> **Problem**: Transcribe the records exactly. Pictures do not belong in the transcription.

Recorded data
[start]

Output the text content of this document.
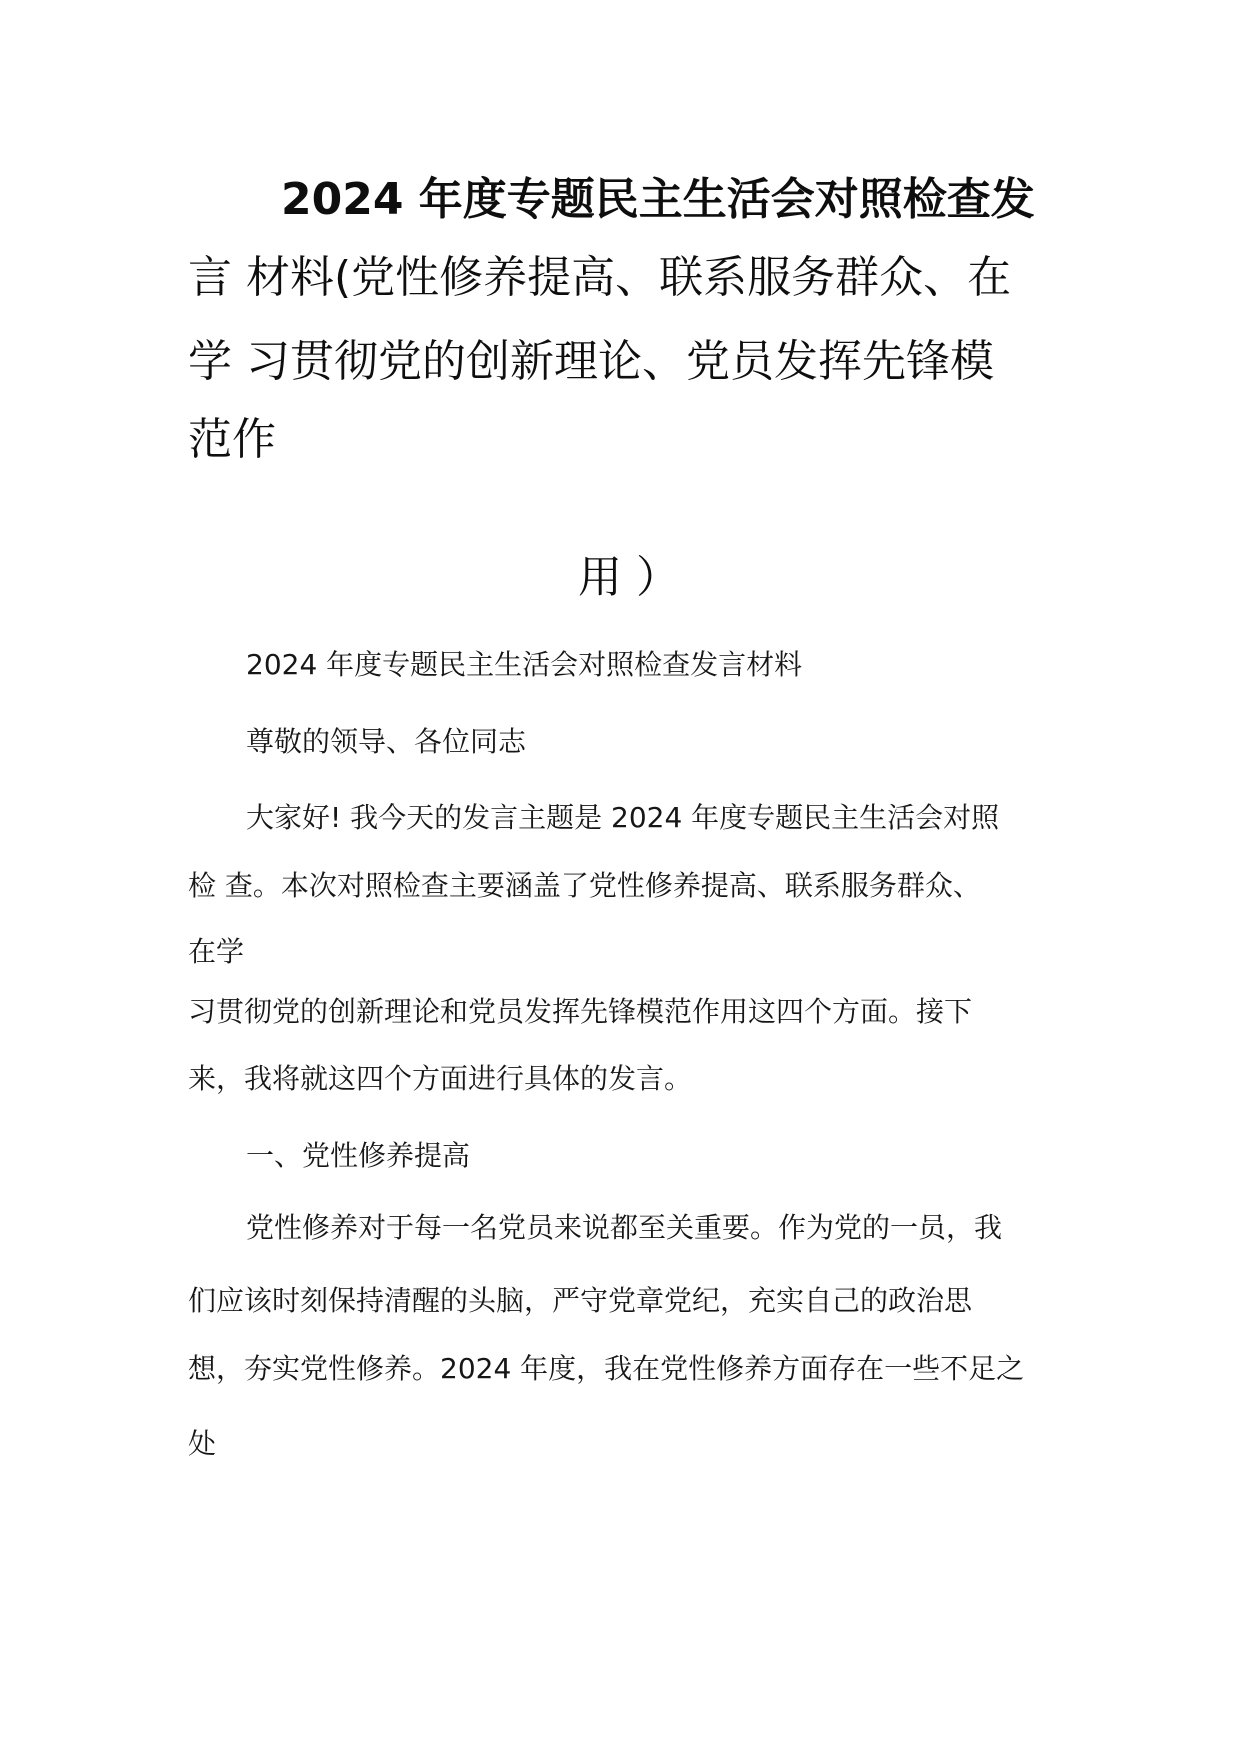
2024 年度专题民主生活会对照检查发
言 材料(党性修养提高、联系服务群众、在
学 习贯彻党的创新理论、党员发挥先锋模
范作
用 ）
2024 年度专题民主生活会对照检查发言材料
尊敬的领导、各位同志
大家好! 我今天的发言主题是 2024 年度专题民主生活会对照
检 查。本次对照检查主要涵盖了党性修养提高、联系服务群众、
在学
习贯彻党的创新理论和党员发挥先锋模范作用这四个方面。接下
来，我将就这四个方面进行具体的发言。
一、党性修养提高
党性修养对于每一名党员来说都至关重要。作为党的一员，我
们应该时刻保持清醒的头脑，严守党章党纪，充实自己的政治思
想，夯实党性修养。2024 年度，我在党性修养方面存在一些不足之
处
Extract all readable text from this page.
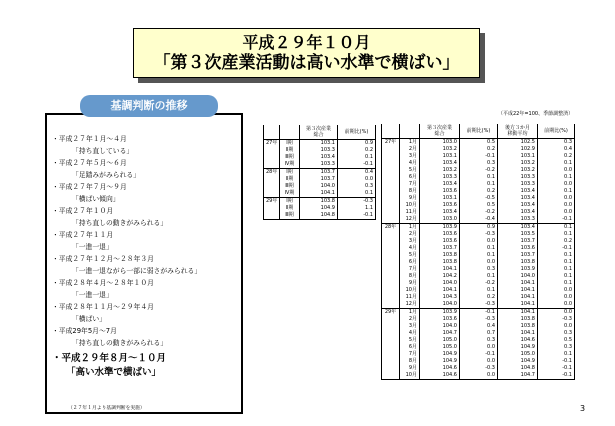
平成２９年１０月
「第３次産業活動は高い水準で横ばい」
基調判断の推移
・平成２７年１月～４月
「持ち直している」
・平成２７年５月～６月
「足踏みがみられる」
・平成２７年７月～９月
「横ばい傾向」
・平成２７年１０月
「持ち直しの動きがみられる」
・平成２７年１１月
「一進一退」
・平成２７年１２月～２８年３月
「一進一退ながら一部に弱さがみられる」
・平成２８年４月～２８年１０月
「一進一退」
・平成２８年１１月～２９年４月
「横ばい」
・平成29年5月～7月
「持ち直しの動きがみられる」
・平成２９年８月～１０月
「高い水準で横ばい」
（２７年１月より基調判断を実施）
（平成22年=100、季節調整済）
		第３次産業
総合	前期比(%)
27年	Ⅰ期	103.1	0.9
	Ⅱ期	103.3	0.2
	Ⅲ期	103.4	0.1
	Ⅳ期	103.3	-0.1
28年	Ⅰ期	103.7	0.4
	Ⅱ期	103.7	0.0
	Ⅲ期	104.0	0.3
	Ⅳ期	104.1	0.1
29年	Ⅰ期	103.8	-0.3
	Ⅱ期	104.9	1.1
	Ⅲ期	104.8	-0.1
		第３次産業
総合	前期比(%)	後方３か月
移動平均	前期比(%)
27年	1月	103.0	0.5	102.5	0.3
	2月	103.2	0.2	102.9	0.4
	3月	103.1	-0.1	103.1	0.2
	4月	103.4	0.3	103.2	0.1
	5月	103.2	-0.2	103.2	0.0
	6月	103.3	0.1	103.3	0.1
	7月	103.4	0.1	103.3	0.0
	8月	103.6	0.2	103.4	0.1
	9月	103.1	-0.5	103.4	0.0
	10月	103.6	0.5	103.4	0.0
	11月	103.4	-0.2	103.4	0.0
	12月	103.0	-0.4	103.3	-0.1
28年	1月	103.9	0.9	103.4	0.1
	2月	103.6	-0.3	103.5	0.1
	3月	103.6	0.0	103.7	0.2
	4月	103.7	0.1	103.6	-0.1
	5月	103.8	0.1	103.7	0.1
	6月	103.8	0.0	103.8	0.1
	7月	104.1	0.3	103.9	0.1
	8月	104.2	0.1	104.0	0.1
	9月	104.0	-0.2	104.1	0.1
	10月	104.1	0.1	104.1	0.0
	11月	104.3	0.2	104.1	0.0
	12月	104.0	-0.3	104.1	0.0
29年	1月	103.9	-0.1	104.1	0.0
	2月	103.6	-0.3	103.8	-0.3
	3月	104.0	0.4	103.8	0.0
	4月	104.7	0.7	104.1	0.3
	5月	105.0	0.3	104.6	0.5
	6月	105.0	0.0	104.9	0.3
	7月	104.9	-0.1	105.0	0.1
	8月	104.9	0.0	104.9	-0.1
	9月	104.6	-0.3	104.8	-0.1
	10月	104.6	0.0	104.7	-0.1
3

[end]

> **Written response**:
Output the text content of this document.
2024 年度专题民主生活会对照检查发
言 材料(党性修养提高、联系服务群众、在
学 习贯彻党的创新理论、党员发挥先锋模
范作
用 ）
2024 年度专题民主生活会对照检查发言材料
尊敬的领导、各位同志
大家好! 我今天的发言主题是 2024 年度专题民主生活会对照
检 查。本次对照检查主要涵盖了党性修养提高、联系服务群众、
在学
习贯彻党的创新理论和党员发挥先锋模范作用这四个方面。接下
来，我将就这四个方面进行具体的发言。
一、党性修养提高
党性修养对于每一名党员来说都至关重要。作为党的一员，我
们应该时刻保持清醒的头脑，严守党章党纪，充实自己的政治思
想，夯实党性修养。2024 年度，我在党性修养方面存在一些不足之
处
Extract all readable text from this page.
平成２９年１０月
「第３次産業活動は高い水準で横ばい」
基調判断の推移
・平成２７年１月～４月
「持ち直している」
・平成２７年５月～６月
「足踏みがみられる」
・平成２７年７月～９月
「横ばい傾向」
・平成２７年１０月
「持ち直しの動きがみられる」
・平成２７年１１月
「一進一退」
・平成２７年１２月～２８年３月
「一進一退ながら一部に弱さがみられる」
・平成２８年４月～２８年１０月
「一進一退」
・平成２８年１１月～２９年４月
「横ばい」
・平成29年5月～7月
「持ち直しの動きがみられる」
・平成２９年８月～１０月
「高い水準で横ばい」
（２７年１月より基調判断を実施）
（平成22年=100、季節調整済）
		第３次産業
総合	前期比(%)
27年	Ⅰ期	103.1	0.9
	Ⅱ期	103.3	0.2
	Ⅲ期	103.4	0.1
	Ⅳ期	103.3	-0.1
28年	Ⅰ期	103.7	0.4
	Ⅱ期	103.7	0.0
	Ⅲ期	104.0	0.3
	Ⅳ期	104.1	0.1
29年	Ⅰ期	103.8	-0.3
	Ⅱ期	104.9	1.1
	Ⅲ期	104.8	-0.1
		第３次産業
総合	前期比(%)	後方３か月
移動平均	前期比(%)
27年	1月	103.0	0.5	102.5	0.3
	2月	103.2	0.2	102.9	0.4
	3月	103.1	-0.1	103.1	0.2
	4月	103.4	0.3	103.2	0.1
	5月	103.2	-0.2	103.2	0.0
	6月	103.3	0.1	103.3	0.1
	7月	103.4	0.1	103.3	0.0
	8月	103.6	0.2	103.4	0.1
	9月	103.1	-0.5	103.4	0.0
	10月	103.6	0.5	103.4	0.0
	11月	103.4	-0.2	103.4	0.0
	12月	103.0	-0.4	103.3	-0.1
28年	1月	103.9	0.9	103.4	0.1
	2月	103.6	-0.3	103.5	0.1
	3月	103.6	0.0	103.7	0.2
	4月	103.7	0.1	103.6	-0.1
	5月	103.8	0.1	103.7	0.1
	6月	103.8	0.0	103.8	0.1
	7月	104.1	0.3	103.9	0.1
	8月	104.2	0.1	104.0	0.1
	9月	104.0	-0.2	104.1	0.1
	10月	104.1	0.1	104.1	0.0
	11月	104.3	0.2	104.1	0.0
	12月	104.0	-0.3	104.1	0.0
29年	1月	103.9	-0.1	104.1	0.0
	2月	103.6	-0.3	103.8	-0.3
	3月	104.0	0.4	103.8	0.0
	4月	104.7	0.7	104.1	0.3
	5月	105.0	0.3	104.6	0.5
	6月	105.0	0.0	104.9	0.3
	7月	104.9	-0.1	105.0	0.1
	8月	104.9	0.0	104.9	-0.1
	9月	104.6	-0.3	104.8	-0.1
	10月	104.6	0.0	104.7	-0.1
3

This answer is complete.